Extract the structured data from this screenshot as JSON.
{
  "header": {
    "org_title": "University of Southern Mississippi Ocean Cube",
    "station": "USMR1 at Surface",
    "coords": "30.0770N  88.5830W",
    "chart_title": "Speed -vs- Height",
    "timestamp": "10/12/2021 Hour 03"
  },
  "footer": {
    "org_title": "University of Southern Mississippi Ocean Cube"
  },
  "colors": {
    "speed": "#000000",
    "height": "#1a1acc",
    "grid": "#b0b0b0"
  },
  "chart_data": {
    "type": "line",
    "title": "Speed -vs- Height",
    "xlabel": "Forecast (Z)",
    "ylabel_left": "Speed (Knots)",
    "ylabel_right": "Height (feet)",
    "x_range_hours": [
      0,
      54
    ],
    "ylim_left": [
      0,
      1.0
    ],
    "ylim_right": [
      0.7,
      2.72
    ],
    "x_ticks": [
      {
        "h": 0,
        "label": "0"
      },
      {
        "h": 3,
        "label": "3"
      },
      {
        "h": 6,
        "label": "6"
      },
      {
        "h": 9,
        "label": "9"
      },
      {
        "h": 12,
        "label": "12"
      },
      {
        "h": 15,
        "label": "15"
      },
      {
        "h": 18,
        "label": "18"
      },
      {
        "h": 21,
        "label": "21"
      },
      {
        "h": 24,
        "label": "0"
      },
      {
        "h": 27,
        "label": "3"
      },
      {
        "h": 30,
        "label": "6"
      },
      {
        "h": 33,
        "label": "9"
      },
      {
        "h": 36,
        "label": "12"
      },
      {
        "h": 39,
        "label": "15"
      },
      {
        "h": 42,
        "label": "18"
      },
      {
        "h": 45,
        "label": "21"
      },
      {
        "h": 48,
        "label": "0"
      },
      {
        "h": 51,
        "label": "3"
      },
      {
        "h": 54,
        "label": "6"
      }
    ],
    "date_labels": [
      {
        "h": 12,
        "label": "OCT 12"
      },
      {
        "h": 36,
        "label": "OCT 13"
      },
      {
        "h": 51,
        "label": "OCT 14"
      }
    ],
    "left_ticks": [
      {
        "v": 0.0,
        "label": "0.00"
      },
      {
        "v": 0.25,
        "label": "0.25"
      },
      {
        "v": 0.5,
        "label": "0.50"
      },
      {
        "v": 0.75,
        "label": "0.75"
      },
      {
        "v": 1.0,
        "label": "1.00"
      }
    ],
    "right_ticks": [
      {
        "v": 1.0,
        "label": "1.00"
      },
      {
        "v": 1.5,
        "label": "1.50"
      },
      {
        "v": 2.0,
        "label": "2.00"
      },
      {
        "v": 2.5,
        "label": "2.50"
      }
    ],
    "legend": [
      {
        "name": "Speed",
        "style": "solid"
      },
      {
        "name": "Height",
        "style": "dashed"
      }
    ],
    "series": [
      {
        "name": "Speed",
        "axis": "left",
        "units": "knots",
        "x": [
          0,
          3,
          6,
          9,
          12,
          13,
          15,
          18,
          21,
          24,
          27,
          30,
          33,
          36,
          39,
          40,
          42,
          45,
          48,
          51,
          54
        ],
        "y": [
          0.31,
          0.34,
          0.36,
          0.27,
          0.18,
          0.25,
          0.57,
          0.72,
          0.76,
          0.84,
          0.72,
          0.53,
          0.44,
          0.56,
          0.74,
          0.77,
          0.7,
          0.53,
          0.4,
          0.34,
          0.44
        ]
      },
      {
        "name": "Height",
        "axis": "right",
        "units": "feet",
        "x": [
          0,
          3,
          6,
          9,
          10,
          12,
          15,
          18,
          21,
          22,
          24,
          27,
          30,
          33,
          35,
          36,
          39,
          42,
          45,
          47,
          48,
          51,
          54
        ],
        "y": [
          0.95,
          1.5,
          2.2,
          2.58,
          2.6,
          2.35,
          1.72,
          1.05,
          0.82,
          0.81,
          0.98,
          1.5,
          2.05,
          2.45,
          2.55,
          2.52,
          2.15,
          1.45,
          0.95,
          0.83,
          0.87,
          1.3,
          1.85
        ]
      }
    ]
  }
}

------------------------------------------------------------

TASK PROMPT. Repeat all the records. Match each line exactly.

RESULT OF THE TASK.
Extract the structured data from this screenshot as JSON.
{
  "header": {
    "org_title": "University of Southern Mississippi Ocean Cube",
    "station": "USMR1 at Surface",
    "coords": "30.0770N  88.5830W",
    "chart_title": "Speed -vs- Height",
    "timestamp": "10/12/2021 Hour 03"
  },
  "footer": {
    "org_title": "University of Southern Mississippi Ocean Cube"
  },
  "colors": {
    "speed": "#000000",
    "height": "#1a1acc",
    "grid": "#b0b0b0"
  },
  "chart_data": {
    "type": "line",
    "title": "Speed -vs- Height",
    "xlabel": "Forecast (Z)",
    "ylabel_left": "Speed (Knots)",
    "ylabel_right": "Height (feet)",
    "x_range_hours": [
      0,
      54
    ],
    "ylim_left": [
      0,
      1.0
    ],
    "ylim_right": [
      0.7,
      2.72
    ],
    "x_ticks": [
      {
        "h": 0,
        "label": "0"
      },
      {
        "h": 3,
        "label": "3"
      },
      {
        "h": 6,
        "label": "6"
      },
      {
        "h": 9,
        "label": "9"
      },
      {
        "h": 12,
        "label": "12"
      },
      {
        "h": 15,
        "label": "15"
      },
      {
        "h": 18,
        "label": "18"
      },
      {
        "h": 21,
        "label": "21"
      },
      {
        "h": 24,
        "label": "0"
      },
      {
        "h": 27,
        "label": "3"
      },
      {
        "h": 30,
        "label": "6"
      },
      {
        "h": 33,
        "label": "9"
      },
      {
        "h": 36,
        "label": "12"
      },
      {
        "h": 39,
        "label": "15"
      },
      {
        "h": 42,
        "label": "18"
      },
      {
        "h": 45,
        "label": "21"
      },
      {
        "h": 48,
        "label": "0"
      },
      {
        "h": 51,
        "label": "3"
      },
      {
        "h": 54,
        "label": "6"
      }
    ],
    "date_labels": [
      {
        "h": 12,
        "label": "OCT 12"
      },
      {
        "h": 36,
        "label": "OCT 13"
      },
      {
        "h": 51,
        "label": "OCT 14"
      }
    ],
    "left_ticks": [
      {
        "v": 0.0,
        "label": "0.00"
      },
      {
        "v": 0.25,
        "label": "0.25"
      },
      {
        "v": 0.5,
        "label": "0.50"
      },
      {
        "v": 0.75,
        "label": "0.75"
      },
      {
        "v": 1.0,
        "label": "1.00"
      }
    ],
    "right_ticks": [
      {
        "v": 1.0,
        "label": "1.00"
      },
      {
        "v": 1.5,
        "label": "1.50"
      },
      {
        "v": 2.0,
        "label": "2.00"
      },
      {
        "v": 2.5,
        "label": "2.50"
      }
    ],
    "legend": [
      {
        "name": "Speed",
        "style": "solid"
      },
      {
        "name": "Height",
        "style": "dashed"
      }
    ],
    "series": [
      {
        "name": "Speed",
        "axis": "left",
        "units": "knots",
        "x": [
          0,
          3,
          6,
          9,
          12,
          13,
          15,
          18,
          21,
          24,
          27,
          30,
          33,
          36,
          39,
          40,
          42,
          45,
          48,
          51,
          54
        ],
        "y": [
          0.31,
          0.34,
          0.36,
          0.27,
          0.18,
          0.25,
          0.57,
          0.72,
          0.76,
          0.84,
          0.72,
          0.53,
          0.44,
          0.56,
          0.74,
          0.77,
          0.7,
          0.53,
          0.4,
          0.34,
          0.44
        ]
      },
      {
        "name": "Height",
        "axis": "right",
        "units": "feet",
        "x": [
          0,
          3,
          6,
          9,
          10,
          12,
          15,
          18,
          21,
          22,
          24,
          27,
          30,
          33,
          35,
          36,
          39,
          42,
          45,
          47,
          48,
          51,
          54
        ],
        "y": [
          0.95,
          1.5,
          2.2,
          2.58,
          2.6,
          2.35,
          1.72,
          1.05,
          0.82,
          0.81,
          0.98,
          1.5,
          2.05,
          2.45,
          2.55,
          2.52,
          2.15,
          1.45,
          0.95,
          0.83,
          0.87,
          1.3,
          1.85
        ]
      }
    ]
  }
}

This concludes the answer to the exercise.